▶ _What is being asked_
Copy out each line below that has the word "录音转文字助手" in it.

▶ _Provided entries_
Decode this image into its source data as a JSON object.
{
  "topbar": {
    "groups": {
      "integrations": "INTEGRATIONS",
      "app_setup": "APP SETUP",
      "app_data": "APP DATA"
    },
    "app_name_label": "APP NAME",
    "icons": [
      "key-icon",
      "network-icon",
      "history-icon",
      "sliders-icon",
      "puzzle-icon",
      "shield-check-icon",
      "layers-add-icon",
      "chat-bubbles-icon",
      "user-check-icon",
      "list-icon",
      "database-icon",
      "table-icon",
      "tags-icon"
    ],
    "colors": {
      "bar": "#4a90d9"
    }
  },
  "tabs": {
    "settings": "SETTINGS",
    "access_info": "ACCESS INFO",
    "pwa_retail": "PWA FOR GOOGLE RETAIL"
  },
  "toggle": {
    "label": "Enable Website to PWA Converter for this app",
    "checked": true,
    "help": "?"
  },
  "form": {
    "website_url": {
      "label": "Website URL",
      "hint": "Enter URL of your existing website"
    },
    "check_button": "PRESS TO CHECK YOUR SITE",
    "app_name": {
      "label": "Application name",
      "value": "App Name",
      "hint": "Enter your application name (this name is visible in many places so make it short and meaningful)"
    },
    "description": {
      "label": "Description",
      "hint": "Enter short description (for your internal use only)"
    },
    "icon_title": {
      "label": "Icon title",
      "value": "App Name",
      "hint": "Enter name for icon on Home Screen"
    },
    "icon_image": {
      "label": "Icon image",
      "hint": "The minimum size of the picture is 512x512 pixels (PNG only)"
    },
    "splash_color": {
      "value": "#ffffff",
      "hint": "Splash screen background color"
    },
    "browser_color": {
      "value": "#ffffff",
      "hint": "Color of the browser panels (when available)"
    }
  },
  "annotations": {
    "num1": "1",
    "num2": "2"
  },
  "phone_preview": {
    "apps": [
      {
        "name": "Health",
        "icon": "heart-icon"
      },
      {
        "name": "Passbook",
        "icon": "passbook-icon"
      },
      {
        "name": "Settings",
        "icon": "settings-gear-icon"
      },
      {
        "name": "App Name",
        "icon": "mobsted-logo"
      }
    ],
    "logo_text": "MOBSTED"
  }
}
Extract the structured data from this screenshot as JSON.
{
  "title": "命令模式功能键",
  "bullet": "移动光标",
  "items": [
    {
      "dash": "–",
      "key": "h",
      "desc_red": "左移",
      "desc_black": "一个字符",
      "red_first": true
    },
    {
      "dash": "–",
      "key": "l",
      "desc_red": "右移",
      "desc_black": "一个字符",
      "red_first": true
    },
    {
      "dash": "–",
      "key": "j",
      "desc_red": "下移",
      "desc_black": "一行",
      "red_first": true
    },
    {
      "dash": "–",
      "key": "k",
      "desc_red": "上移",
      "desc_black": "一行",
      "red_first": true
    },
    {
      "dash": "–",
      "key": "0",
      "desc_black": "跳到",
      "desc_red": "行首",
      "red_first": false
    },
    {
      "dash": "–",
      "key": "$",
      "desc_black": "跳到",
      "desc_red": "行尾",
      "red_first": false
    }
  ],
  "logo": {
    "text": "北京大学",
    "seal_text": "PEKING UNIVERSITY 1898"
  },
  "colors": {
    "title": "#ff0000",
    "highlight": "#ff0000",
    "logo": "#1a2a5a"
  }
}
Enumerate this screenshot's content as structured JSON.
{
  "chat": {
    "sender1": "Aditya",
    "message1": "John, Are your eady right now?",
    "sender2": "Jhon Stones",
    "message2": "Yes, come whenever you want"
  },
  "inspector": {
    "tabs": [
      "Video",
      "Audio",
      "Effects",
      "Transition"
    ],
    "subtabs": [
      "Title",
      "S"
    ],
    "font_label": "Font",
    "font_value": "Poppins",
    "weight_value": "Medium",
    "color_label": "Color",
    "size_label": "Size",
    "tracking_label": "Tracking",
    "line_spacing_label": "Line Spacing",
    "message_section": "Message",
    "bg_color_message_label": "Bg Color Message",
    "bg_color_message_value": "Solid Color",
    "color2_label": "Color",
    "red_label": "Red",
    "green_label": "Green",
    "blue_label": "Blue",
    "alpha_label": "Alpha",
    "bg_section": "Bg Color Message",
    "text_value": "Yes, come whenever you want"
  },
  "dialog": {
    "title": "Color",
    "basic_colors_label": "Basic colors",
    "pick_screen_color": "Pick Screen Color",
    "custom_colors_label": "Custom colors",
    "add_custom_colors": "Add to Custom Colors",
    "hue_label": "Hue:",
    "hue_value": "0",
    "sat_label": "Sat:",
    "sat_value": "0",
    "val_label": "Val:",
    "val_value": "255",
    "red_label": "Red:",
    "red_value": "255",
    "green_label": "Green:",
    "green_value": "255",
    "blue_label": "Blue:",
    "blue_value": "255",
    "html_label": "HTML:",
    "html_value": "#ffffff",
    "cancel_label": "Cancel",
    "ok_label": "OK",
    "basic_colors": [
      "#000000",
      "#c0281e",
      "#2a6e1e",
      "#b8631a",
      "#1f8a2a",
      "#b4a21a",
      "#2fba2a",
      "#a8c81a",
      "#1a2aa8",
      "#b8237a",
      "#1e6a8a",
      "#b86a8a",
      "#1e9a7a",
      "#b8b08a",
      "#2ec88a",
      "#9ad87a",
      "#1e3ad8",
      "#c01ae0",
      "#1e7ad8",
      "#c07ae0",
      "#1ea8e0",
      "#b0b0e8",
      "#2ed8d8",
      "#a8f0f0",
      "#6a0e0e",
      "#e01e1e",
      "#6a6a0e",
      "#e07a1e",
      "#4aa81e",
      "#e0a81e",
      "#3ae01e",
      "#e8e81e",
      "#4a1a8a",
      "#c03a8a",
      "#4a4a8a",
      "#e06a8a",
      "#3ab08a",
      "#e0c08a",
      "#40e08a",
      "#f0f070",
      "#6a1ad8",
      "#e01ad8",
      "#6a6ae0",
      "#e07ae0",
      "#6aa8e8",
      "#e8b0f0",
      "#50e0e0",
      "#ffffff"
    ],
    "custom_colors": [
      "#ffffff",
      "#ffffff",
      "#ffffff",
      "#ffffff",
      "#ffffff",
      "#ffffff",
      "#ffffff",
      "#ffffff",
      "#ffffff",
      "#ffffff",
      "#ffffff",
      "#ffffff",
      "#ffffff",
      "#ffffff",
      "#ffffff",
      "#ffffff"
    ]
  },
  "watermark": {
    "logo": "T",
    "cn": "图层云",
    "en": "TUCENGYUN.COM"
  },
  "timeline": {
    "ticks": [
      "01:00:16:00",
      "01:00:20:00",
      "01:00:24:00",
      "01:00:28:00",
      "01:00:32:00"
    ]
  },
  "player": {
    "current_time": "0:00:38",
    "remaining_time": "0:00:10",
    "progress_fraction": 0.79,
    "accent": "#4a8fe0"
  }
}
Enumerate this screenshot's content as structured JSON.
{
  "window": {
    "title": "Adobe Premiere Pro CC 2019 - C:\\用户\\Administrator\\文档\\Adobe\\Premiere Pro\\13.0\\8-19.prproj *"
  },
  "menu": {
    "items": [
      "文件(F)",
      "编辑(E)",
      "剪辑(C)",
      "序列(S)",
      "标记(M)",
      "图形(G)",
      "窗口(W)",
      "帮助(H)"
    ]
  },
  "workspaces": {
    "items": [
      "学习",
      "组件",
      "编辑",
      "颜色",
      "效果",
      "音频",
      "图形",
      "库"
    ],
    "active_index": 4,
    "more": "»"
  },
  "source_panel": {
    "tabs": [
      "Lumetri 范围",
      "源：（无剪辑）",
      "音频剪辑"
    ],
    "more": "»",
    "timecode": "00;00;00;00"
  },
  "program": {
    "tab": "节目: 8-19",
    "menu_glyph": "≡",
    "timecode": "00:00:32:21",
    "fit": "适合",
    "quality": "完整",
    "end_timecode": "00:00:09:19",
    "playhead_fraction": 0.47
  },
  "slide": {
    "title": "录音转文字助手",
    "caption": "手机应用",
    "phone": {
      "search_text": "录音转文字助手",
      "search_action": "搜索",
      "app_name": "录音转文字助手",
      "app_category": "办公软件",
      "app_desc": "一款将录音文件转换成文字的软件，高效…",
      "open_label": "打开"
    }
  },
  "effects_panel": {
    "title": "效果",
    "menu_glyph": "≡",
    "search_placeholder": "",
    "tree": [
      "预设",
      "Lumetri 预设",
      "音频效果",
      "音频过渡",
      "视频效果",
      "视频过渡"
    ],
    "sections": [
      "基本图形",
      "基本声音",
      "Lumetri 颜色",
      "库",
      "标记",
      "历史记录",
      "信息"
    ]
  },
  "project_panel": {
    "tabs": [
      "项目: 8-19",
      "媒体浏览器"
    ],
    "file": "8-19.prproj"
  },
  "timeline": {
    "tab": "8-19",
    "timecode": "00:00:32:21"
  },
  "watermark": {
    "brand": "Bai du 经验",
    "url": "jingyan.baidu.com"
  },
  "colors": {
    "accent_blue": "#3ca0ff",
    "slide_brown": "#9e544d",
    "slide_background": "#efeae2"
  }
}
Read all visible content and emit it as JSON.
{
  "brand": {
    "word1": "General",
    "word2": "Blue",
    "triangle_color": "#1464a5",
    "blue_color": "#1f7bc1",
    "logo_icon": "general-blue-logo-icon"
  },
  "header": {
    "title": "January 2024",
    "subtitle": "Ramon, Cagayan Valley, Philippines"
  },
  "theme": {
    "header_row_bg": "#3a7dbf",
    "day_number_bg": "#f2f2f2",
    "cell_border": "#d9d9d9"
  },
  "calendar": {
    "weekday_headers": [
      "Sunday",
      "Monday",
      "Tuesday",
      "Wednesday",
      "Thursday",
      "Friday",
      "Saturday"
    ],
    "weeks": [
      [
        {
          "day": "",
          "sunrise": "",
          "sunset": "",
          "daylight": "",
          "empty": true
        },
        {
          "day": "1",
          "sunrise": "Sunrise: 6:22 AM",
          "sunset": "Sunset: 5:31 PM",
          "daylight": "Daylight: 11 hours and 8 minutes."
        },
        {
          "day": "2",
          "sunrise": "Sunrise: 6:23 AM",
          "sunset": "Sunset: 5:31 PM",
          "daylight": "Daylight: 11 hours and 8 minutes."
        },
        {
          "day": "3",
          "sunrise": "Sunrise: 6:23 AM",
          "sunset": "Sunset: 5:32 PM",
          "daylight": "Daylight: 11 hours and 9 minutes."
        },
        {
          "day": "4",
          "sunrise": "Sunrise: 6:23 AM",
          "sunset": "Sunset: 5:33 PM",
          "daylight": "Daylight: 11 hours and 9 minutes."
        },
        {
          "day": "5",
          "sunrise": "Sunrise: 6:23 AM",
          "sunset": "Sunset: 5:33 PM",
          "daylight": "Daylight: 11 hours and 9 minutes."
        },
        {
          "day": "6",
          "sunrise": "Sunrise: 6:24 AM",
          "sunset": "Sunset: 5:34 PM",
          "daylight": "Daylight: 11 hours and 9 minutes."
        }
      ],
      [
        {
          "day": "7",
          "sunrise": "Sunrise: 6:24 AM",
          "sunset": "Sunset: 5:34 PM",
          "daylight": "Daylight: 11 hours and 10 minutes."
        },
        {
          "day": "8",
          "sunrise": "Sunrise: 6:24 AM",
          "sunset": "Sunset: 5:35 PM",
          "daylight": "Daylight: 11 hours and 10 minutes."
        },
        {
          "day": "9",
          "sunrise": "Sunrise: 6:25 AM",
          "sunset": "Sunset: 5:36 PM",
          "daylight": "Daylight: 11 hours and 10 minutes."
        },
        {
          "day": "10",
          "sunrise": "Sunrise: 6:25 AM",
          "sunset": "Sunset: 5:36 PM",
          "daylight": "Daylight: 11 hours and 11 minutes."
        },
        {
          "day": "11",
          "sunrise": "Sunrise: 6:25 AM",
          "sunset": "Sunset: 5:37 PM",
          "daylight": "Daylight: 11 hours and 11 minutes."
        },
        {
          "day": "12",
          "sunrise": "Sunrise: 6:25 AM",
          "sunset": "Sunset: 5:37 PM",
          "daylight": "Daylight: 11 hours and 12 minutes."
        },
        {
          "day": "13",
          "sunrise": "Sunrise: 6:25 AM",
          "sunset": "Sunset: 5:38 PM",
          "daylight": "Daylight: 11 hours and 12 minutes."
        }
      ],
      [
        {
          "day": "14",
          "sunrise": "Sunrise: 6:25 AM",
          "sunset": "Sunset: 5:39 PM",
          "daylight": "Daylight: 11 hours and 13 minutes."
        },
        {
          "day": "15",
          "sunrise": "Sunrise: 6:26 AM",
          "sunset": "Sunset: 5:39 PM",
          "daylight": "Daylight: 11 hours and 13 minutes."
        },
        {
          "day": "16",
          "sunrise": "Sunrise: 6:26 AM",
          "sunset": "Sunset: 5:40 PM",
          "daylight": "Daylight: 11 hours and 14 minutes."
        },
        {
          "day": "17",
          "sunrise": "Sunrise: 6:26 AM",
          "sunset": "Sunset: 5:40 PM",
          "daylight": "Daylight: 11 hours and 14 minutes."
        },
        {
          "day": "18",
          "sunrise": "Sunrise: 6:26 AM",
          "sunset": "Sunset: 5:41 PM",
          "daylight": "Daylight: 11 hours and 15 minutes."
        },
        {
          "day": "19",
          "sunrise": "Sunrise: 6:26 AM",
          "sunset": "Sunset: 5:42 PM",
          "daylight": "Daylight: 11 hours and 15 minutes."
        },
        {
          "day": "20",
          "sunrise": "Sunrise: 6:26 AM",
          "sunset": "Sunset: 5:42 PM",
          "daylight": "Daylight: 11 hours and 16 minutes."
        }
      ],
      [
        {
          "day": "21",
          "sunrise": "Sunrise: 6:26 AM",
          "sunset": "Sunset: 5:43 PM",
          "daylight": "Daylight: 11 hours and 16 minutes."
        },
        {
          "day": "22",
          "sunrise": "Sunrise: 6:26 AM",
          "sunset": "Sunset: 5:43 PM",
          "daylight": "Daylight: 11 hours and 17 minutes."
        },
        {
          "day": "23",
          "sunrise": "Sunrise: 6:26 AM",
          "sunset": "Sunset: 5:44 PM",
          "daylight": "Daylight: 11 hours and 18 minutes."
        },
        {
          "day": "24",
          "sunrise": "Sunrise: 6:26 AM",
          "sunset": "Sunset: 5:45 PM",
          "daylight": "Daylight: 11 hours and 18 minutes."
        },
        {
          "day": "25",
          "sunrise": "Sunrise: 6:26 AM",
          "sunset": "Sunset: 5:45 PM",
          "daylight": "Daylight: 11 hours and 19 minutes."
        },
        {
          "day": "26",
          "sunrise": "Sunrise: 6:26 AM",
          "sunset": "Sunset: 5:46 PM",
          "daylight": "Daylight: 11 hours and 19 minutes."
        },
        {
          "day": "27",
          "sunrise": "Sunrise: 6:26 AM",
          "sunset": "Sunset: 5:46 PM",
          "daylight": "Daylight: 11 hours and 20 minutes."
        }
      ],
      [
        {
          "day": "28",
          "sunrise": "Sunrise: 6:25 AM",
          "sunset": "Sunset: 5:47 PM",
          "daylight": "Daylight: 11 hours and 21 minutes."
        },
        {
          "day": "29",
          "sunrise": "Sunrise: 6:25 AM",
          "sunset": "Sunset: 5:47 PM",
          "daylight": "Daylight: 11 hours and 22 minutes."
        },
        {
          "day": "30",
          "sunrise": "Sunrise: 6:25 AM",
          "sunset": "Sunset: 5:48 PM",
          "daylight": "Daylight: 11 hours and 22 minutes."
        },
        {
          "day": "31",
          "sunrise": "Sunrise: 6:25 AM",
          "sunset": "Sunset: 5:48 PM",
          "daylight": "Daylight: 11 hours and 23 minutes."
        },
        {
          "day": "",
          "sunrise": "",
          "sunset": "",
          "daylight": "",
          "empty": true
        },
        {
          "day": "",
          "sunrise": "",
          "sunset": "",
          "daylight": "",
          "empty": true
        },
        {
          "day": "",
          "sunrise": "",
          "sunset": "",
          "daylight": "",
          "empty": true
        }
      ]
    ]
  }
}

▶ _Solution to this task_
    "title": "录音转文字助手",
      "search_text": "录音转文字助手",
      "app_name": "录音转文字助手",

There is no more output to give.